> Work to complete:
From the entries that follow, extract each line holding the string "this".

[Figure record extracts]
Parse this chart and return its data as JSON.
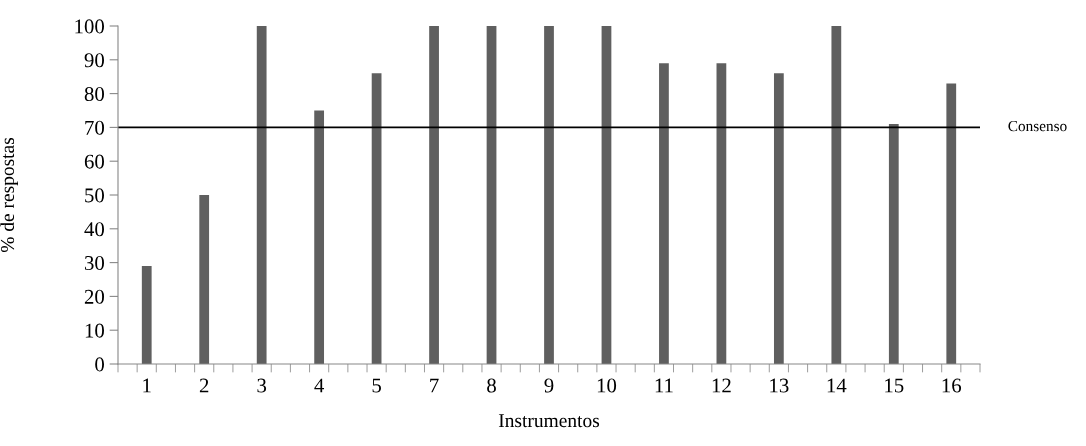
{
  "chart_data": {
    "type": "bar",
    "xlabel": "Instrumentos",
    "ylabel": "% de respostas",
    "categories": [
      "1",
      "2",
      "3",
      "4",
      "5",
      "7",
      "8",
      "9",
      "10",
      "11",
      "12",
      "13",
      "14",
      "15",
      "16"
    ],
    "values": [
      29,
      50,
      100,
      75,
      86,
      100,
      100,
      100,
      100,
      89,
      89,
      86,
      100,
      71,
      83
    ],
    "color": "#5f5f5f",
    "ylim": [
      0,
      100
    ],
    "yticks": [
      0,
      10,
      20,
      30,
      40,
      50,
      60,
      70,
      80,
      90,
      100
    ],
    "ref_lines": [
      {
        "axis": "y",
        "value": 70,
        "label": "Consenso",
        "color": "#000000"
      }
    ],
    "grid": false,
    "legend": false
  }
}
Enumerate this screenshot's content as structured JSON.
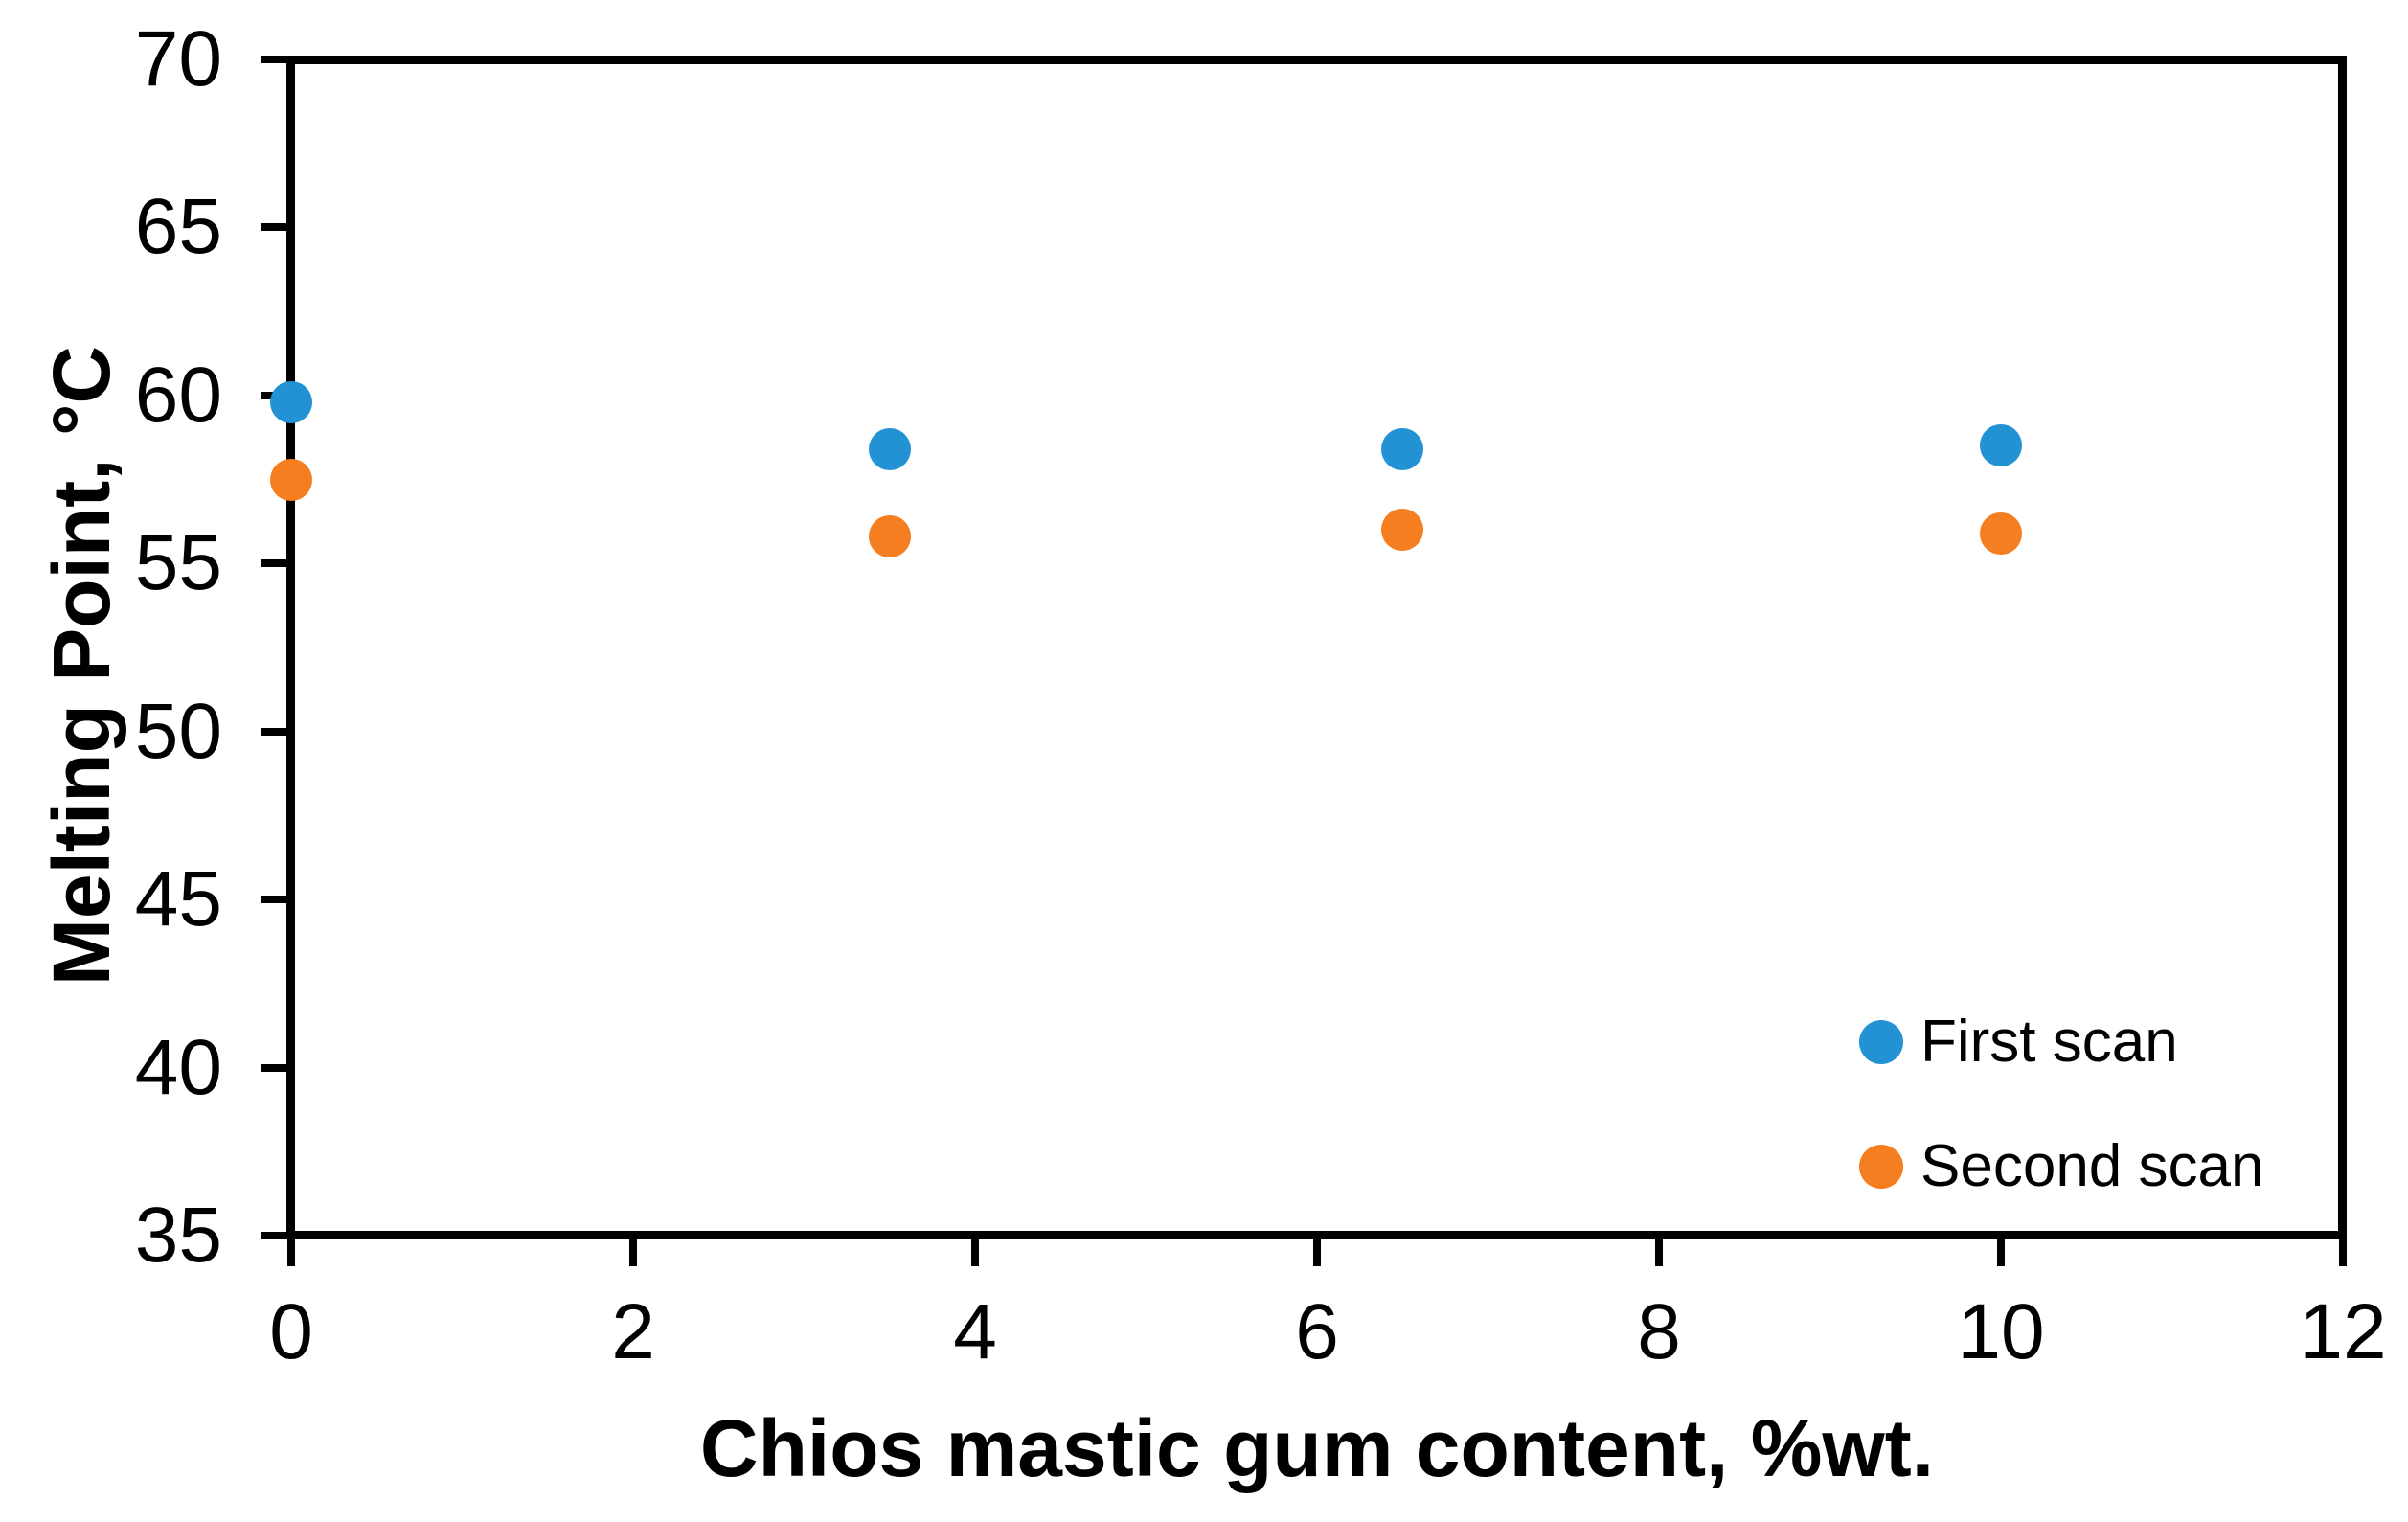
{
  "chart_data": {
    "type": "scatter",
    "title": "",
    "xlabel": "Chios mastic gum content, %wt.",
    "ylabel": "Melting Point, °C",
    "xlim": [
      0,
      12
    ],
    "ylim": [
      35,
      70
    ],
    "x_ticks": [
      0,
      2,
      4,
      6,
      8,
      10,
      12
    ],
    "y_ticks": [
      35,
      40,
      45,
      50,
      55,
      60,
      65,
      70
    ],
    "grid": false,
    "legend": {
      "position": "inside-lower-right",
      "entries": [
        "First scan",
        "Second scan"
      ]
    },
    "series": [
      {
        "name": "First scan",
        "color": "#2392D5",
        "x": [
          0,
          3.5,
          6.5,
          10
        ],
        "y": [
          59.8,
          58.4,
          58.4,
          58.5
        ]
      },
      {
        "name": "Second scan",
        "color": "#F57E20",
        "x": [
          0,
          3.5,
          6.5,
          10
        ],
        "y": [
          57.5,
          55.8,
          56.0,
          55.9
        ]
      }
    ]
  },
  "colors": {
    "axis": "#000000",
    "text": "#000000",
    "background": "#FFFFFF"
  }
}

> Written answer:
Parse this chart and return its data as JSON.
Enumerate this screenshot's content as structured JSON.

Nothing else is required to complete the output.